PROBLEM: Which lines hold the word "that"? Show each of them.

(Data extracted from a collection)
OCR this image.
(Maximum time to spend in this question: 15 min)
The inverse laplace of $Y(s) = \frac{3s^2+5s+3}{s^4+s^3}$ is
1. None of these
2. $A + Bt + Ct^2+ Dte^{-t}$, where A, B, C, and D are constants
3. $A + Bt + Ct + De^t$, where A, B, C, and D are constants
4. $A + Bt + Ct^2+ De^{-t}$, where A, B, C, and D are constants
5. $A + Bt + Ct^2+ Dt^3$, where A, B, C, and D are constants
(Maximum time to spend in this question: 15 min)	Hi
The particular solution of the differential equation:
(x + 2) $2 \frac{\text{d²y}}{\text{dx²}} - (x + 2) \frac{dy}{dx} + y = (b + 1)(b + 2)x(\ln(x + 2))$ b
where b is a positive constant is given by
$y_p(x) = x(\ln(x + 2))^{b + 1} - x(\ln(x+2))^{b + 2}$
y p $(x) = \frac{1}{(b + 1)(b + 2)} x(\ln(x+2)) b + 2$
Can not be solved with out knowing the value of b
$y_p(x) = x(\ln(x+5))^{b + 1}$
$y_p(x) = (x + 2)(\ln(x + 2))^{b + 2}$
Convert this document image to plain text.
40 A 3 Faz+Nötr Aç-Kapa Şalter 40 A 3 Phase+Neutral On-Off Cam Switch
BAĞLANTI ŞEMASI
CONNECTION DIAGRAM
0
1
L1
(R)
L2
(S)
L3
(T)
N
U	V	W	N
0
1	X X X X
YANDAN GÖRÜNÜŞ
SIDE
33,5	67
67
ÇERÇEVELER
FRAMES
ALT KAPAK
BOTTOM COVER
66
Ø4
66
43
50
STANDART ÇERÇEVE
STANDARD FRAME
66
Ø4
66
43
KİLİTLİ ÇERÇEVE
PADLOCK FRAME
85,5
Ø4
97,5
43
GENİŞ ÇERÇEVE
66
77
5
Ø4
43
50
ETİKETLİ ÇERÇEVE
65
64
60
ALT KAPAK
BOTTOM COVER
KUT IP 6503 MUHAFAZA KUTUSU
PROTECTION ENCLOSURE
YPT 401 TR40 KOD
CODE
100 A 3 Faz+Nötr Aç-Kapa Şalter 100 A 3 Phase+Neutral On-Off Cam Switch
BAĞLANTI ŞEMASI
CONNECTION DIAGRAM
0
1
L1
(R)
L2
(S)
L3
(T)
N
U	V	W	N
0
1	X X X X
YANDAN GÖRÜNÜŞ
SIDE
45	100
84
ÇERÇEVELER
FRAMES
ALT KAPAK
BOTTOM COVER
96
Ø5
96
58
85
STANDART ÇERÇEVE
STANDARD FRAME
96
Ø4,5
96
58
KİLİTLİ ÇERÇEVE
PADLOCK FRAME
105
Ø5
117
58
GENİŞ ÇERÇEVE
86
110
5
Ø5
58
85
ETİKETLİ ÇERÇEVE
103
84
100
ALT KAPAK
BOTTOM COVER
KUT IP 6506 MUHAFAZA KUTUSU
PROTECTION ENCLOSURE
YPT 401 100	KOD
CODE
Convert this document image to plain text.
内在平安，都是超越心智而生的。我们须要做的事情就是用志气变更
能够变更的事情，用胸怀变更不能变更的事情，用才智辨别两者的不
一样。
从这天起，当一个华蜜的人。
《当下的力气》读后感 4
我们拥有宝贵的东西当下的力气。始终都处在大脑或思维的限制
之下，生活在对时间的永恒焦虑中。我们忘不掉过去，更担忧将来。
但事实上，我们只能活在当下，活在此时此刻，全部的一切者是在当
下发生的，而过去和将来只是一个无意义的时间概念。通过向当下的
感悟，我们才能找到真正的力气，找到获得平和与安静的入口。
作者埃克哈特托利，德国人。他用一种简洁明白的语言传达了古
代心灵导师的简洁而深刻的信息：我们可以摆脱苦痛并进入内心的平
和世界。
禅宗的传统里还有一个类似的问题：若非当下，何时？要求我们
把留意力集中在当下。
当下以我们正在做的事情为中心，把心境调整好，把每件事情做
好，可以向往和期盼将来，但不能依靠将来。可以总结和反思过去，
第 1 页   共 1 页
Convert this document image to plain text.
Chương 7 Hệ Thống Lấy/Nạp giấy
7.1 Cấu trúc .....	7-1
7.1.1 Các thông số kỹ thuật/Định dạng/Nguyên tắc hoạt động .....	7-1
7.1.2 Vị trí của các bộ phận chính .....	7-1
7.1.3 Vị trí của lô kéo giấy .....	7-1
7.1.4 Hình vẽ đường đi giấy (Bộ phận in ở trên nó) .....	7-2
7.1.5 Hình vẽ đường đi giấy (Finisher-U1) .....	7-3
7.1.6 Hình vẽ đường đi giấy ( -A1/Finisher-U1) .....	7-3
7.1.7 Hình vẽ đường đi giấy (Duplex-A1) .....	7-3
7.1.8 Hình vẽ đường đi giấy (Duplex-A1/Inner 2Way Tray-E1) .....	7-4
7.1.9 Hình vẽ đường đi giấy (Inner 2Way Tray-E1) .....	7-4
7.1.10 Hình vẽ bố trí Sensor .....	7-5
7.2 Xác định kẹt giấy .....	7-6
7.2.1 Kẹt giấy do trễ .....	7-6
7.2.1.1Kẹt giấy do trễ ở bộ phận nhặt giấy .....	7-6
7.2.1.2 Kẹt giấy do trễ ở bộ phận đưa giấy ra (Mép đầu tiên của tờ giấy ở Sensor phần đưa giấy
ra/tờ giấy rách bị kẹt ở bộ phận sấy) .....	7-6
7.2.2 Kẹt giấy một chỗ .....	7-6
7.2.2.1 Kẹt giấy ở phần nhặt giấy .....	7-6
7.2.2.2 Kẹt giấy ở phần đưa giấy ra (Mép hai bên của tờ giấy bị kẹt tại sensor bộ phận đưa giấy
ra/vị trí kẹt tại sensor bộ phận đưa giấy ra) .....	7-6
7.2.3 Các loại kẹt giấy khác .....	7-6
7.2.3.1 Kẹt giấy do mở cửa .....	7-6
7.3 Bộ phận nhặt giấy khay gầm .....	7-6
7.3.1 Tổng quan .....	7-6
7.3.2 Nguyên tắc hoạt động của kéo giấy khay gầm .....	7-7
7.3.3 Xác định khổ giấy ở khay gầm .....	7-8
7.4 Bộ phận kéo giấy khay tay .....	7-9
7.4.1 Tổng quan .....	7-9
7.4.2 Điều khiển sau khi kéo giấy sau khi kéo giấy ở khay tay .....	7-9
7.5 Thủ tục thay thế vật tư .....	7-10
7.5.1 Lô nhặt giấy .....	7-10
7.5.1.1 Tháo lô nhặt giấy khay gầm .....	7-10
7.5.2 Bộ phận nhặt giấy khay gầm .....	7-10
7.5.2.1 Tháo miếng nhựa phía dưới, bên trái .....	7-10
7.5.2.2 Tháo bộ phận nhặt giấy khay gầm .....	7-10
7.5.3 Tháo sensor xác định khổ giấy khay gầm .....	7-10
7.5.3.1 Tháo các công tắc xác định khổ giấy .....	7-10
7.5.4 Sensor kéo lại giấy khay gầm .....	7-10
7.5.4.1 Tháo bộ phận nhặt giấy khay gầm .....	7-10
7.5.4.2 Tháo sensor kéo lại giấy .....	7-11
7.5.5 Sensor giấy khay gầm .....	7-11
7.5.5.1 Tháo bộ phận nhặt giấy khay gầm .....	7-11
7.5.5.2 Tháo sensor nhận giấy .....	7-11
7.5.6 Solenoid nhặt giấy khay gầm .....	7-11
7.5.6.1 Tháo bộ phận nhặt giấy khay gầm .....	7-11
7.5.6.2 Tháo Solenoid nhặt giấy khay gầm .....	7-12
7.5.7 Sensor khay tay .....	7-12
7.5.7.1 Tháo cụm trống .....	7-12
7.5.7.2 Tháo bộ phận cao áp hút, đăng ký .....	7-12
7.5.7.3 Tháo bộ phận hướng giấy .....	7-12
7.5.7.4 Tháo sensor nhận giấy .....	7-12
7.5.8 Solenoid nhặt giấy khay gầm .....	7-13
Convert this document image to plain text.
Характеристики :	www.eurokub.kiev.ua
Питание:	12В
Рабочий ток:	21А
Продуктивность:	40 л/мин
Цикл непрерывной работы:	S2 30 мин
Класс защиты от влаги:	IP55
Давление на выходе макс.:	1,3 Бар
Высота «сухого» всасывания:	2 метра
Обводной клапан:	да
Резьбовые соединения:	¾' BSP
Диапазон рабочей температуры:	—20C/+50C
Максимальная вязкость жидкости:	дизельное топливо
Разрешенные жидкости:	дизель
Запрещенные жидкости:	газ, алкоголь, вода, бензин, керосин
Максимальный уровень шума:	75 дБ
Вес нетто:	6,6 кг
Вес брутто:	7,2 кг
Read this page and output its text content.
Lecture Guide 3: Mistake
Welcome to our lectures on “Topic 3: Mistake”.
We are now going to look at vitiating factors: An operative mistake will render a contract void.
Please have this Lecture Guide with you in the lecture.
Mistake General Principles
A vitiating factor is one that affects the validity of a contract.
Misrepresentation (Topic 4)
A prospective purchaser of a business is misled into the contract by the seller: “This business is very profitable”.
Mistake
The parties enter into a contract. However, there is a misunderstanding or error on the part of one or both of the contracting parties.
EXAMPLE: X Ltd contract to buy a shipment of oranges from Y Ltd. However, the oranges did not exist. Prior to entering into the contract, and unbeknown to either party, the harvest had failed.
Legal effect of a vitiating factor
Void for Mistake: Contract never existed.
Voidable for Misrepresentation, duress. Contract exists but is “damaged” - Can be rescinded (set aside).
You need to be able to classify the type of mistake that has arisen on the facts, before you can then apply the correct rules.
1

REPLY TO THE TASK:
A vitiating factor is one that affects the validity of a contract.
You need to be able to classify the type of mistake that has arisen on the facts, before you can then apply the correct rules.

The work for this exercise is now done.